Work instructions:
Copy out each line of the listing that has the word "Multisite" in it.

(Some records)

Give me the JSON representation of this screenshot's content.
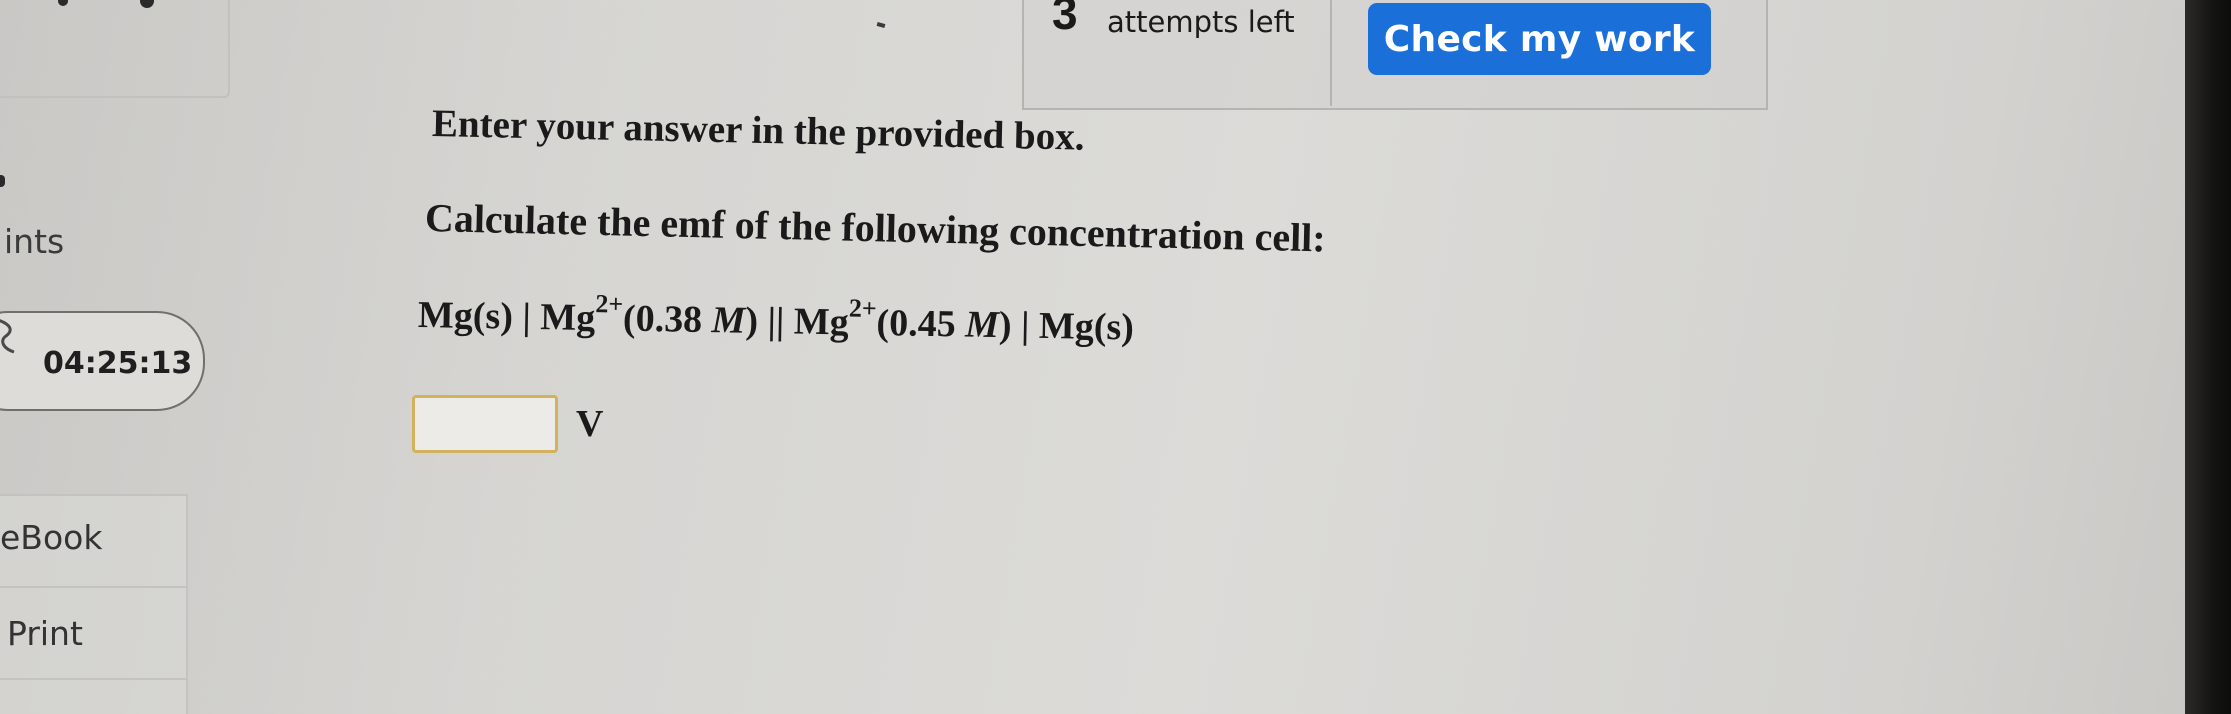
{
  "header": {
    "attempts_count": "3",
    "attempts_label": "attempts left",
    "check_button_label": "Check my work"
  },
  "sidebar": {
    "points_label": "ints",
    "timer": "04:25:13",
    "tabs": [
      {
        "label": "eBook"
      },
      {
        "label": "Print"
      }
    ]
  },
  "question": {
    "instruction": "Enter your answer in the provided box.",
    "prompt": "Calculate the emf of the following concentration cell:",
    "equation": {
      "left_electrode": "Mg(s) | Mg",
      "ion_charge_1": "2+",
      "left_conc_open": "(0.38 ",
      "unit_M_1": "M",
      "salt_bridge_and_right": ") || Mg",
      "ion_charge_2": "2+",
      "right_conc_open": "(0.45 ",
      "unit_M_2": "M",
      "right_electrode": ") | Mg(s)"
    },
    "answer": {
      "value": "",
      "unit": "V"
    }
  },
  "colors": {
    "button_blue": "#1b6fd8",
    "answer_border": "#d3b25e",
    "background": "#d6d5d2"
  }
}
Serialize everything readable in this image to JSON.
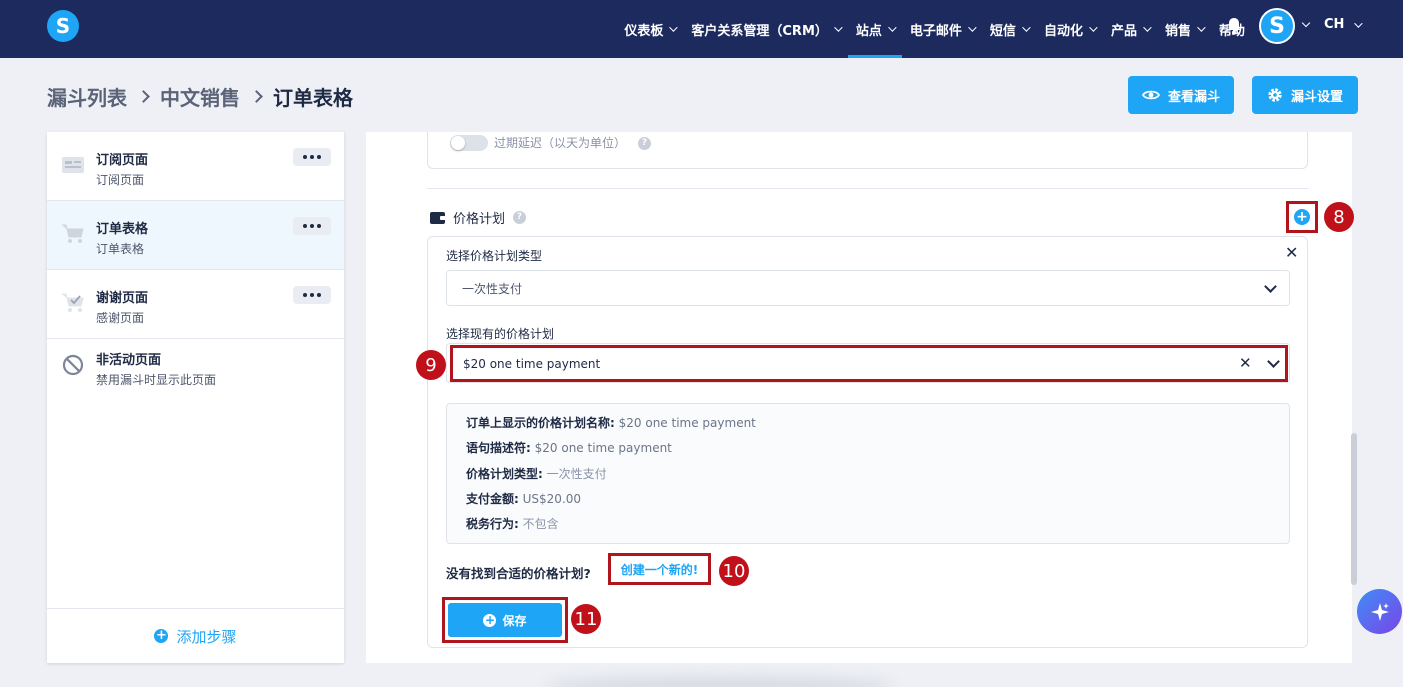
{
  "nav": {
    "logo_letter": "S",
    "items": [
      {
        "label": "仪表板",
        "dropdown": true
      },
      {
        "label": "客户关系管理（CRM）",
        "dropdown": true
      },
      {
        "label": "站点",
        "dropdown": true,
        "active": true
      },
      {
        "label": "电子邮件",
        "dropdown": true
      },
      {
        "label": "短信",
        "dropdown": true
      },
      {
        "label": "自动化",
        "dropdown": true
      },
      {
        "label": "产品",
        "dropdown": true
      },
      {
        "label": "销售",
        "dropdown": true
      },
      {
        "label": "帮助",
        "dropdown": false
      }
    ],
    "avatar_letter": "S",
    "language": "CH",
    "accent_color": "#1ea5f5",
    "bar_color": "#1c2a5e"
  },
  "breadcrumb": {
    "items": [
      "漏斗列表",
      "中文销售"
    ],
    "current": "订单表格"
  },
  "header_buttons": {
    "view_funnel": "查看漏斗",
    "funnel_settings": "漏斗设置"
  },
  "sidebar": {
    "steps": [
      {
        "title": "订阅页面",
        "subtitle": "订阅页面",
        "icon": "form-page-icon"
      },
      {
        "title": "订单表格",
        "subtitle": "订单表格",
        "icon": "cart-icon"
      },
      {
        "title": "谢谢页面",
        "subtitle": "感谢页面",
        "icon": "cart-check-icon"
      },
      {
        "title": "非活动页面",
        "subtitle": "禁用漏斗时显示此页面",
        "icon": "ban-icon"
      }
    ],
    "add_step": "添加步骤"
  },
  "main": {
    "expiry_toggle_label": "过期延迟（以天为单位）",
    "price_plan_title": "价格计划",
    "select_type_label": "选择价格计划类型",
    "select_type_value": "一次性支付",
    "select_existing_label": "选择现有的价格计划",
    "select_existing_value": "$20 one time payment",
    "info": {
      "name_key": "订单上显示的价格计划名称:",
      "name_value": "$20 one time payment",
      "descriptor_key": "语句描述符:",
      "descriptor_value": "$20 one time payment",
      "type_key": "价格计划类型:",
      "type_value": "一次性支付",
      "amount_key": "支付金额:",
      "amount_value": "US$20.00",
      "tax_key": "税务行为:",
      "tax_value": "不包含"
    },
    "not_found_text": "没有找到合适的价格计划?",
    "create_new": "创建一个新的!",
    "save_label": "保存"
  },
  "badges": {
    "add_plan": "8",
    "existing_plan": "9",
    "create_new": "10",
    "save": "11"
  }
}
==
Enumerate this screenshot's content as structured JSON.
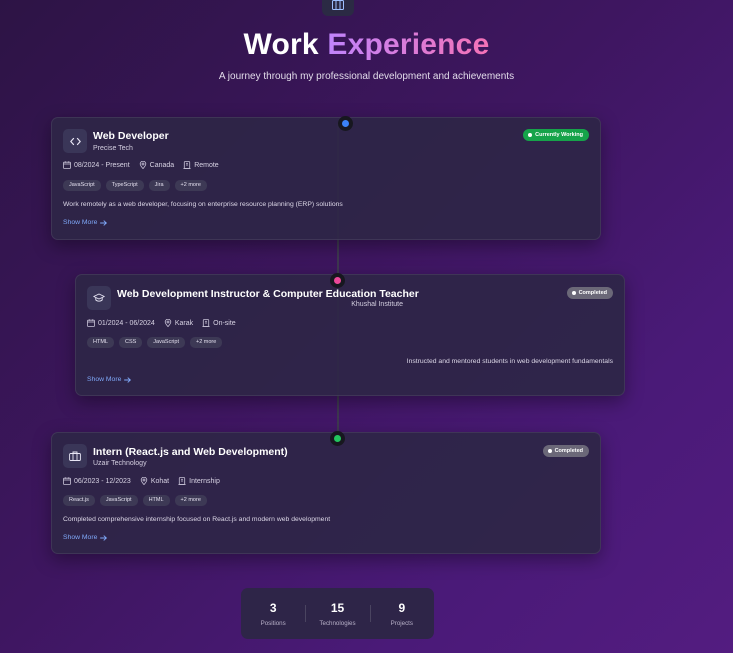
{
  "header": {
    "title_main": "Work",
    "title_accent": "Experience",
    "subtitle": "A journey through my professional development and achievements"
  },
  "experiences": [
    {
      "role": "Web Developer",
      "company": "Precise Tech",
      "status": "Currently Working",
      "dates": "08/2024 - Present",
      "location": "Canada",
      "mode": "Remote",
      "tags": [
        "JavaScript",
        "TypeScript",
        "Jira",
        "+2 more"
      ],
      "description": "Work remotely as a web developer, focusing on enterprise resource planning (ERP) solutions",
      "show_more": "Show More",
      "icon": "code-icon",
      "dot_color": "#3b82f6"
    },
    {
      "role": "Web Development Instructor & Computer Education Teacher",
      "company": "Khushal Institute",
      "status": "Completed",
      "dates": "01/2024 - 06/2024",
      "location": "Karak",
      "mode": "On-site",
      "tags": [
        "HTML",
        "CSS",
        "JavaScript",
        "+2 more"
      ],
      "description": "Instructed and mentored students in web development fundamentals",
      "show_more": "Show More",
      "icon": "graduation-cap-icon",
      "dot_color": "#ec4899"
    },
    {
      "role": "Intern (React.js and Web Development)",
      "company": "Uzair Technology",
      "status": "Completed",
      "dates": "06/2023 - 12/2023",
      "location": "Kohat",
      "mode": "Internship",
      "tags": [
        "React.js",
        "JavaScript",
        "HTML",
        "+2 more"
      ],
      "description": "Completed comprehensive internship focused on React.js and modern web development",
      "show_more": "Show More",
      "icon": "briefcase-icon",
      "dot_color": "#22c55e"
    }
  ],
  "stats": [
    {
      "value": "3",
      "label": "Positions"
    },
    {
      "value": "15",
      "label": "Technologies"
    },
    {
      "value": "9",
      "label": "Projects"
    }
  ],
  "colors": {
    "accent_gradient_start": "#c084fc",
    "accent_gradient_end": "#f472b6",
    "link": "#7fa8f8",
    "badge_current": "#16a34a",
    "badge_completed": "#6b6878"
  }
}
--
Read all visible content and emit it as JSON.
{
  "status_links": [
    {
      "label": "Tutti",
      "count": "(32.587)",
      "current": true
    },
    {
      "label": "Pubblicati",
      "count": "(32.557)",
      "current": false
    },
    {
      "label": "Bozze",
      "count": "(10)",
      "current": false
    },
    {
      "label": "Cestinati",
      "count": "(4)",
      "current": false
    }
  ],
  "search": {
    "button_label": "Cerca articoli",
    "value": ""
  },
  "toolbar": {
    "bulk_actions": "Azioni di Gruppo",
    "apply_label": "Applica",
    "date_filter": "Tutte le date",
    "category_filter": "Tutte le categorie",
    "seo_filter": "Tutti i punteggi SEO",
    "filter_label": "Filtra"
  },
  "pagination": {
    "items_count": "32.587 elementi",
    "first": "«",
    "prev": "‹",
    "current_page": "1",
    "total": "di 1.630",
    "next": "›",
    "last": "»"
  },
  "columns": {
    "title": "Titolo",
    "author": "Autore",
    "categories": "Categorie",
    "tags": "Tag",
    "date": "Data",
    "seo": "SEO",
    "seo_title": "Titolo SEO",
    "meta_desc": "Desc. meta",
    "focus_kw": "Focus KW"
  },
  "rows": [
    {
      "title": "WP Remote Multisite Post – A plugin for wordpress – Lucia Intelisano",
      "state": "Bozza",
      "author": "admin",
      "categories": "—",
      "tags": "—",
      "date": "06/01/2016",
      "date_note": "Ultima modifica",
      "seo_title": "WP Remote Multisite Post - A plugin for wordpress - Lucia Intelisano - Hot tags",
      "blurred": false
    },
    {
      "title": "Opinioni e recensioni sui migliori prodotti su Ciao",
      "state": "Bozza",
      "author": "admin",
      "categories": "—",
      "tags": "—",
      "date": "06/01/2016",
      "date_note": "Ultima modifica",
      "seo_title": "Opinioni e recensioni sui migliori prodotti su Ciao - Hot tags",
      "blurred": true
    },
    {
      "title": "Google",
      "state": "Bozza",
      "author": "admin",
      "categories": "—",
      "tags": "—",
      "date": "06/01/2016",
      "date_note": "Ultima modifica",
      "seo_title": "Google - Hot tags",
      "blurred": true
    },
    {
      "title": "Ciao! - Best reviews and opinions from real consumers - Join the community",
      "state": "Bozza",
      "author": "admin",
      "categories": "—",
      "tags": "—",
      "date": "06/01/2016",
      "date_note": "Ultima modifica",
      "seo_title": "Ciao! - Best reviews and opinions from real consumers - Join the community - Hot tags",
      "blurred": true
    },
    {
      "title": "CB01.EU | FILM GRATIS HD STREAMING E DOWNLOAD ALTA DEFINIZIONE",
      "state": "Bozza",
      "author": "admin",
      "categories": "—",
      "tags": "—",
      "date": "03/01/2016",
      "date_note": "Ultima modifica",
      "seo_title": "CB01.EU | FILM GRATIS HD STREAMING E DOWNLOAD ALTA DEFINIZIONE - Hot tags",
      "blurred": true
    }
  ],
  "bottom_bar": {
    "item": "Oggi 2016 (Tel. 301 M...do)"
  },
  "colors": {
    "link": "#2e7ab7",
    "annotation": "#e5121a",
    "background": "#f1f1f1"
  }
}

Answer for the task:
      "title": "WP Remote Multisite Post – A plugin for wordpress – Lucia Intelisano",
      "seo_title": "WP Remote Multisite Post - A plugin for wordpress - Lucia Intelisano - Hot tags",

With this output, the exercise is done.